*** Material provided ***

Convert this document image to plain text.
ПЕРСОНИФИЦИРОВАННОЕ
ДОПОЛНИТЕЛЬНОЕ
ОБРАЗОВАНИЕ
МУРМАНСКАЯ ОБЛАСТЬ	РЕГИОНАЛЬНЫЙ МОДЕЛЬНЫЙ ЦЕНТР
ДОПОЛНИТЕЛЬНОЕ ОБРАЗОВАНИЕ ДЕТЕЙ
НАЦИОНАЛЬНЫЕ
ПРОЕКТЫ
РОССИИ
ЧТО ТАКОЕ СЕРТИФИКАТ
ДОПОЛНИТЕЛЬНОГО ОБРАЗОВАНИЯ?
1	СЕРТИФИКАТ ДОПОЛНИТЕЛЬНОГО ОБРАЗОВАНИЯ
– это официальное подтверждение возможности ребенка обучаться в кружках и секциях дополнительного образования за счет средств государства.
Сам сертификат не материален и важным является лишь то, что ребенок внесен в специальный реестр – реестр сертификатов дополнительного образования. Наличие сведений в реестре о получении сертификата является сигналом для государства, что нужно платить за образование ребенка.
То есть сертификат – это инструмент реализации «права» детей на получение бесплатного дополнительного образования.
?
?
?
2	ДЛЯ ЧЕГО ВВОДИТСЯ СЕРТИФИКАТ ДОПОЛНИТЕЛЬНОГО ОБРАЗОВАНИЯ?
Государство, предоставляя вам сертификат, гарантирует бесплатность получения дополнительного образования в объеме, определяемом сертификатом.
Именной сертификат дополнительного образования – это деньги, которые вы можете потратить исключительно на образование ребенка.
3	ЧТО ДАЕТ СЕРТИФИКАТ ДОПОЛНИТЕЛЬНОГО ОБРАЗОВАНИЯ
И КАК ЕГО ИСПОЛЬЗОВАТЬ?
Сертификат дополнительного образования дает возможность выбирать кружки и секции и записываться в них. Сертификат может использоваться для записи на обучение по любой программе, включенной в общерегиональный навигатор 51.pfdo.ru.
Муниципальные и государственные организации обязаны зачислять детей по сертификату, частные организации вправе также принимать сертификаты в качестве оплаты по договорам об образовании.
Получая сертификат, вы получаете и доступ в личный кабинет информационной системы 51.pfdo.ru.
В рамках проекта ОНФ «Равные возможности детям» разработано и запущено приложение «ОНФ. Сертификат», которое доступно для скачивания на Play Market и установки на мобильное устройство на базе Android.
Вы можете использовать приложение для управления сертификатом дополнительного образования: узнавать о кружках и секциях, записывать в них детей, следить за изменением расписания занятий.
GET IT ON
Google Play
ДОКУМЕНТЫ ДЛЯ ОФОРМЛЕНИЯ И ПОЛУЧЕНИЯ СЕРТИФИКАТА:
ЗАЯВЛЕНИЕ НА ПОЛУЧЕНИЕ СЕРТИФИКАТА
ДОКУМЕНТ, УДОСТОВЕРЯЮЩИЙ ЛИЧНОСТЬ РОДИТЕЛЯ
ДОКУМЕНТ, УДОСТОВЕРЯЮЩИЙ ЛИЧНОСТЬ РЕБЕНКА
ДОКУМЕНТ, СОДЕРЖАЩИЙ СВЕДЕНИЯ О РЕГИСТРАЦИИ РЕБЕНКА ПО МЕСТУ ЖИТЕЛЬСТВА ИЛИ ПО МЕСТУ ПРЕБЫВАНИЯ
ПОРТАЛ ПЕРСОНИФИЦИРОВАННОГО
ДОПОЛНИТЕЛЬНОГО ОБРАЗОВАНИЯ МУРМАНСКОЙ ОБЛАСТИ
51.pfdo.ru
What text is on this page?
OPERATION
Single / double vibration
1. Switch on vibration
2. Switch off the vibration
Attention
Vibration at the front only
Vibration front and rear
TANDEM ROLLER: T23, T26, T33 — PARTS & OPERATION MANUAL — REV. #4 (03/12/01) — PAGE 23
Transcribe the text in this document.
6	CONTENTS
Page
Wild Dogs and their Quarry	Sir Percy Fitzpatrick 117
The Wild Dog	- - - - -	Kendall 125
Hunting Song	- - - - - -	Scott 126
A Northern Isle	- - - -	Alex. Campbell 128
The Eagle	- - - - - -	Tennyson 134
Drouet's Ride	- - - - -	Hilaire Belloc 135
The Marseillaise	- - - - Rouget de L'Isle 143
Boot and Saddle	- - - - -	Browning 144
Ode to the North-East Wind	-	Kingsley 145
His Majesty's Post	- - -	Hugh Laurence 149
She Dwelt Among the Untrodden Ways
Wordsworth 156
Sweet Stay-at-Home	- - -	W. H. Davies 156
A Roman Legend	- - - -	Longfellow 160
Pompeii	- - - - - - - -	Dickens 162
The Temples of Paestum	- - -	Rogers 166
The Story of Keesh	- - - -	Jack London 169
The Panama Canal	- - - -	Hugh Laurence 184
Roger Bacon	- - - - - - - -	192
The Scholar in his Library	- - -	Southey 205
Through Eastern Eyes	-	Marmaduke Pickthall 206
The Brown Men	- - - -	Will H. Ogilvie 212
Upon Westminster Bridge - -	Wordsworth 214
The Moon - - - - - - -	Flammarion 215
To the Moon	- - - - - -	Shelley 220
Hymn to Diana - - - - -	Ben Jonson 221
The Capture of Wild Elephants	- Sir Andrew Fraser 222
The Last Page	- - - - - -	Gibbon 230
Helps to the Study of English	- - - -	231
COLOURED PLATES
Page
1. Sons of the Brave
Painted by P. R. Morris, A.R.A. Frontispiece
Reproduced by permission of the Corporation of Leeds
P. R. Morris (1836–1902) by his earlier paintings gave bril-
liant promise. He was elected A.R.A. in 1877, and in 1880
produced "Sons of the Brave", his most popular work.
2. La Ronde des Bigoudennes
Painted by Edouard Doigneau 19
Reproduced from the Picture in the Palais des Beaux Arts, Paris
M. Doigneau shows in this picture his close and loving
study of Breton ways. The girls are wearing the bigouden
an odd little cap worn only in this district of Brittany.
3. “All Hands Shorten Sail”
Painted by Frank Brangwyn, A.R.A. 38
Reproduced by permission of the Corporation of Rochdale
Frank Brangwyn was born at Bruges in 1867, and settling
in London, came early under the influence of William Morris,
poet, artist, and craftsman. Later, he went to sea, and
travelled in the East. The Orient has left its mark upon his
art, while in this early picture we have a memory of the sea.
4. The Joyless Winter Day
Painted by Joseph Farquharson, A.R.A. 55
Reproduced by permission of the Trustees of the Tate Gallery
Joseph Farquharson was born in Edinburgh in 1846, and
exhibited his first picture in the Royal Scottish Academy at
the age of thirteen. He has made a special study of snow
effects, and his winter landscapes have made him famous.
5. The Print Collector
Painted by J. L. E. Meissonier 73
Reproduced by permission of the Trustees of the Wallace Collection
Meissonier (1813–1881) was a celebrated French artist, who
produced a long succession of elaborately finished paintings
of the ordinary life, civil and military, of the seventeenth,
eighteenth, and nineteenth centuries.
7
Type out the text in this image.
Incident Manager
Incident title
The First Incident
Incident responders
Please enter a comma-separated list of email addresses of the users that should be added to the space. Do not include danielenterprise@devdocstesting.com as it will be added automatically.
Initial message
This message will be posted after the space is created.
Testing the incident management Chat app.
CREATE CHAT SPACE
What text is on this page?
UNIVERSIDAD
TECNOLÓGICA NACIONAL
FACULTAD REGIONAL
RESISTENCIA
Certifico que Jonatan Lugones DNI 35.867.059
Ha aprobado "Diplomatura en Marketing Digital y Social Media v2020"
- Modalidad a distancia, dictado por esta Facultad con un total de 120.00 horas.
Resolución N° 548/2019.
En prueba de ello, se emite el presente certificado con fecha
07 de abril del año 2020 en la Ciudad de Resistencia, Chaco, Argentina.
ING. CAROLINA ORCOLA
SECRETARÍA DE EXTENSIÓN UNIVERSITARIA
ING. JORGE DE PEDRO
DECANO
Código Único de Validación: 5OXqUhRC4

***

-- Exercise --
Write down the full listing again, exactly.

-- Exercise output --
Convert this document image to plain text.
ПЕРСОНИФИЦИРОВАННОЕ
ДОПОЛНИТЕЛЬНОЕ
ОБРАЗОВАНИЕ
МУРМАНСКАЯ ОБЛАСТЬ	РЕГИОНАЛЬНЫЙ МОДЕЛЬНЫЙ ЦЕНТР
ДОПОЛНИТЕЛЬНОЕ ОБРАЗОВАНИЕ ДЕТЕЙ
НАЦИОНАЛЬНЫЕ
ПРОЕКТЫ
РОССИИ
ЧТО ТАКОЕ СЕРТИФИКАТ
ДОПОЛНИТЕЛЬНОГО ОБРАЗОВАНИЯ?
1	СЕРТИФИКАТ ДОПОЛНИТЕЛЬНОГО ОБРАЗОВАНИЯ
– это официальное подтверждение возможности ребенка обучаться в кружках и секциях дополнительного образования за счет средств государства.
Сам сертификат не материален и важным является лишь то, что ребенок внесен в специальный реестр – реестр сертификатов дополнительного образования. Наличие сведений в реестре о получении сертификата является сигналом для государства, что нужно платить за образование ребенка.
То есть сертификат – это инструмент реализации «права» детей на получение бесплатного дополнительного образования.
?
?
?
2	ДЛЯ ЧЕГО ВВОДИТСЯ СЕРТИФИКАТ ДОПОЛНИТЕЛЬНОГО ОБРАЗОВАНИЯ?
Государство, предоставляя вам сертификат, гарантирует бесплатность получения дополнительного образования в объеме, определяемом сертификатом.
Именной сертификат дополнительного образования – это деньги, которые вы можете потратить исключительно на образование ребенка.
3	ЧТО ДАЕТ СЕРТИФИКАТ ДОПОЛНИТЕЛЬНОГО ОБРАЗОВАНИЯ
И КАК ЕГО ИСПОЛЬЗОВАТЬ?
Сертификат дополнительного образования дает возможность выбирать кружки и секции и записываться в них. Сертификат может использоваться для записи на обучение по любой программе, включенной в общерегиональный навигатор 51.pfdo.ru.
Муниципальные и государственные организации обязаны зачислять детей по сертификату, частные организации вправе также принимать сертификаты в качестве оплаты по договорам об образовании.
Получая сертификат, вы получаете и доступ в личный кабинет информационной системы 51.pfdo.ru.
В рамках проекта ОНФ «Равные возможности детям» разработано и запущено приложение «ОНФ. Сертификат», которое доступно для скачивания на Play Market и установки на мобильное устройство на базе Android.
Вы можете использовать приложение для управления сертификатом дополнительного образования: узнавать о кружках и секциях, записывать в них детей, следить за изменением расписания занятий.
GET IT ON
Google Play
ДОКУМЕНТЫ ДЛЯ ОФОРМЛЕНИЯ И ПОЛУЧЕНИЯ СЕРТИФИКАТА:
ЗАЯВЛЕНИЕ НА ПОЛУЧЕНИЕ СЕРТИФИКАТА
ДОКУМЕНТ, УДОСТОВЕРЯЮЩИЙ ЛИЧНОСТЬ РОДИТЕЛЯ
ДОКУМЕНТ, УДОСТОВЕРЯЮЩИЙ ЛИЧНОСТЬ РЕБЕНКА
ДОКУМЕНТ, СОДЕРЖАЩИЙ СВЕДЕНИЯ О РЕГИСТРАЦИИ РЕБЕНКА ПО МЕСТУ ЖИТЕЛЬСТВА ИЛИ ПО МЕСТУ ПРЕБЫВАНИЯ
ПОРТАЛ ПЕРСОНИФИЦИРОВАННОГО
ДОПОЛНИТЕЛЬНОГО ОБРАЗОВАНИЯ МУРМАНСКОЙ ОБЛАСТИ
51.pfdo.ru
What text is on this page?
OPERATION
Single / double vibration
1. Switch on vibration
2. Switch off the vibration
Attention
Vibration at the front only
Vibration front and rear
TANDEM ROLLER: T23, T26, T33 — PARTS & OPERATION MANUAL — REV. #4 (03/12/01) — PAGE 23
Transcribe the text in this document.
6	CONTENTS
Page
Wild Dogs and their Quarry	Sir Percy Fitzpatrick 117
The Wild Dog	- - - - -	Kendall 125
Hunting Song	- - - - - -	Scott 126
A Northern Isle	- - - -	Alex. Campbell 128
The Eagle	- - - - - -	Tennyson 134
Drouet's Ride	- - - - -	Hilaire Belloc 135
The Marseillaise	- - - - Rouget de L'Isle 143
Boot and Saddle	- - - - -	Browning 144
Ode to the North-East Wind	-	Kingsley 145
His Majesty's Post	- - -	Hugh Laurence 149
She Dwelt Among the Untrodden Ways
Wordsworth 156
Sweet Stay-at-Home	- - -	W. H. Davies 156
A Roman Legend	- - - -	Longfellow 160
Pompeii	- - - - - - - -	Dickens 162
The Temples of Paestum	- - -	Rogers 166
The Story of Keesh	- - - -	Jack London 169
The Panama Canal	- - - -	Hugh Laurence 184
Roger Bacon	- - - - - - - -	192
The Scholar in his Library	- - -	Southey 205
Through Eastern Eyes	-	Marmaduke Pickthall 206
The Brown Men	- - - -	Will H. Ogilvie 212
Upon Westminster Bridge - -	Wordsworth 214
The Moon - - - - - - -	Flammarion 215
To the Moon	- - - - - -	Shelley 220
Hymn to Diana - - - - -	Ben Jonson 221
The Capture of Wild Elephants	- Sir Andrew Fraser 222
The Last Page	- - - - - -	Gibbon 230
Helps to the Study of English	- - - -	231
COLOURED PLATES
Page
1. Sons of the Brave
Painted by P. R. Morris, A.R.A. Frontispiece
Reproduced by permission of the Corporation of Leeds
P. R. Morris (1836–1902) by his earlier paintings gave bril-
liant promise. He was elected A.R.A. in 1877, and in 1880
produced "Sons of the Brave", his most popular work.
2. La Ronde des Bigoudennes
Painted by Edouard Doigneau 19
Reproduced from the Picture in the Palais des Beaux Arts, Paris
M. Doigneau shows in this picture his close and loving
study of Breton ways. The girls are wearing the bigouden
an odd little cap worn only in this district of Brittany.
3. “All Hands Shorten Sail”
Painted by Frank Brangwyn, A.R.A. 38
Reproduced by permission of the Corporation of Rochdale
Frank Brangwyn was born at Bruges in 1867, and settling
in London, came early under the influence of William Morris,
poet, artist, and craftsman. Later, he went to sea, and
travelled in the East. The Orient has left its mark upon his
art, while in this early picture we have a memory of the sea.
4. The Joyless Winter Day
Painted by Joseph Farquharson, A.R.A. 55
Reproduced by permission of the Trustees of the Tate Gallery
Joseph Farquharson was born in Edinburgh in 1846, and
exhibited his first picture in the Royal Scottish Academy at
the age of thirteen. He has made a special study of snow
effects, and his winter landscapes have made him famous.
5. The Print Collector
Painted by J. L. E. Meissonier 73
Reproduced by permission of the Trustees of the Wallace Collection
Meissonier (1813–1881) was a celebrated French artist, who
produced a long succession of elaborately finished paintings
of the ordinary life, civil and military, of the seventeenth,
eighteenth, and nineteenth centuries.
7
Type out the text in this image.
Incident Manager
Incident title
The First Incident
Incident responders
Please enter a comma-separated list of email addresses of the users that should be added to the space. Do not include danielenterprise@devdocstesting.com as it will be added automatically.
Initial message
This message will be posted after the space is created.
Testing the incident management Chat app.
CREATE CHAT SPACE
What text is on this page?
UNIVERSIDAD
TECNOLÓGICA NACIONAL
FACULTAD REGIONAL
RESISTENCIA
Certifico que Jonatan Lugones DNI 35.867.059
Ha aprobado "Diplomatura en Marketing Digital y Social Media v2020"
- Modalidad a distancia, dictado por esta Facultad con un total de 120.00 horas.
Resolución N° 548/2019.
En prueba de ello, se emite el presente certificado con fecha
07 de abril del año 2020 en la Ciudad de Resistencia, Chaco, Argentina.
ING. CAROLINA ORCOLA
SECRETARÍA DE EXTENSIÓN UNIVERSITARIA
ING. JORGE DE PEDRO
DECANO
Código Único de Validación: 5OXqUhRC4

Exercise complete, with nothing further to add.